Dataset entries on figures:
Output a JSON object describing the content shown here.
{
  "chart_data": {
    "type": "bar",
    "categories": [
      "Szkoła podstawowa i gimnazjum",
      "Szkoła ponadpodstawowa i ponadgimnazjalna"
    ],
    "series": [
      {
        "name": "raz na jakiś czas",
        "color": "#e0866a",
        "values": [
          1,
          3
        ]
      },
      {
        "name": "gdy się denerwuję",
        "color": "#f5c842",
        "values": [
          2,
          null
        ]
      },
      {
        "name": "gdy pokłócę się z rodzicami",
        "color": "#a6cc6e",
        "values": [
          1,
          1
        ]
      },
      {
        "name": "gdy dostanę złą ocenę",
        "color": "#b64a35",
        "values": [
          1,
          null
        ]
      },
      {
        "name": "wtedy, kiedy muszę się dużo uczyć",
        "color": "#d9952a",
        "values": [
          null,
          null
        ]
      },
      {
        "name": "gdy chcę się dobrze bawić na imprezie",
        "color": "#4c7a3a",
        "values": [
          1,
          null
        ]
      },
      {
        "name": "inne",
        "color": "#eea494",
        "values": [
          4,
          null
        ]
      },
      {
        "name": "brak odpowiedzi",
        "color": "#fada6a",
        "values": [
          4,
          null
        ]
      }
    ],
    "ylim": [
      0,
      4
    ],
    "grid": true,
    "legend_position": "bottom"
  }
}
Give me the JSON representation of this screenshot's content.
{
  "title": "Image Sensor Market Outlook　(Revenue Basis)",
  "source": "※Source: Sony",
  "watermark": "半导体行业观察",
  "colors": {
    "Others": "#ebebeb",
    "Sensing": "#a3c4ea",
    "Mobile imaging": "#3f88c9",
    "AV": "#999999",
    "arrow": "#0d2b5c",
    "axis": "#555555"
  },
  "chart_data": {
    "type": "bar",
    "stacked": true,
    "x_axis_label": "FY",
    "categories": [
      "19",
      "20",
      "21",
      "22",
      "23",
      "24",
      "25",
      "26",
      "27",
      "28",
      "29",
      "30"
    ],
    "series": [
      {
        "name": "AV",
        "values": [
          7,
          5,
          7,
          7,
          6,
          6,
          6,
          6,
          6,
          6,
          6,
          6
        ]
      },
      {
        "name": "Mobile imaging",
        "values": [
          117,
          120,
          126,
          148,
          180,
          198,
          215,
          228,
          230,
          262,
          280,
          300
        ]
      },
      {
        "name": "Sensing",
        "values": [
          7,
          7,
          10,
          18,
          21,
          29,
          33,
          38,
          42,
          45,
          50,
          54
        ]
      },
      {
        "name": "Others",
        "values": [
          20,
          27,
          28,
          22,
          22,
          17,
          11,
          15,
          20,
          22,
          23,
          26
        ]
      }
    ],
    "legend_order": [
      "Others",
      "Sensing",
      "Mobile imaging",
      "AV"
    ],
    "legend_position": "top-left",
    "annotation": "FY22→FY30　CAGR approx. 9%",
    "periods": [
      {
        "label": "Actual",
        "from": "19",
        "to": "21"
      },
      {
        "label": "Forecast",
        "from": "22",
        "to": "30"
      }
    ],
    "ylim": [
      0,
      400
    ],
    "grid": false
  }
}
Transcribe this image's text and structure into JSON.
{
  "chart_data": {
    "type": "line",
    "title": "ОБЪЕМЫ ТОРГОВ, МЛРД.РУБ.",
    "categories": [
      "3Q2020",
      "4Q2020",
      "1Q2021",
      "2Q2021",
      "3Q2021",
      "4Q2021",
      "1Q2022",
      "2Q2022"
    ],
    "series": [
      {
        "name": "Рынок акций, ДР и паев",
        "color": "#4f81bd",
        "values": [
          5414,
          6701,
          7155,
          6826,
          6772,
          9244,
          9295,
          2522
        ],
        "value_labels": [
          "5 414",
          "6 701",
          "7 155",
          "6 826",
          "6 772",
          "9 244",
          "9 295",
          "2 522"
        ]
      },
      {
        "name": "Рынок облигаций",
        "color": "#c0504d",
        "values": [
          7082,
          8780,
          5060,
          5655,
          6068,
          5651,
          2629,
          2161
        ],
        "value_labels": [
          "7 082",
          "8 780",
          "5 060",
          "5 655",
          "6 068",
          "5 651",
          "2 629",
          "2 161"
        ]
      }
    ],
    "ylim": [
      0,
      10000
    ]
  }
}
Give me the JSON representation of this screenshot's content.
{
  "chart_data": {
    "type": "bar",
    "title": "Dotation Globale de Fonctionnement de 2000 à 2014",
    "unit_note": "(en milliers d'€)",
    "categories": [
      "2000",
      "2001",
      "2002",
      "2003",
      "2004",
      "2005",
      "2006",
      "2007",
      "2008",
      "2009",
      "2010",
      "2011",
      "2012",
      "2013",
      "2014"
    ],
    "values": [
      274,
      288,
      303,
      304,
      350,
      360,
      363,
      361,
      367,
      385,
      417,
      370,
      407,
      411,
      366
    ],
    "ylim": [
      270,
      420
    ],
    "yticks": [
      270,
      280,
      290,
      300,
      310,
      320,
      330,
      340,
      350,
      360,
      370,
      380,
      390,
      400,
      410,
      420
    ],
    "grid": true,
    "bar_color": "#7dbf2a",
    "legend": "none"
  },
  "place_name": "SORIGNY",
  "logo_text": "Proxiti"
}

#### [WHAT IS ASKED]
Return from the data every line that holds "Szkoła".

#### [SOLVED EXERCISE]
      "Szkoła podstawowa i gimnazjum",
      "Szkoła ponadpodstawowa i ponadgimnazjalna"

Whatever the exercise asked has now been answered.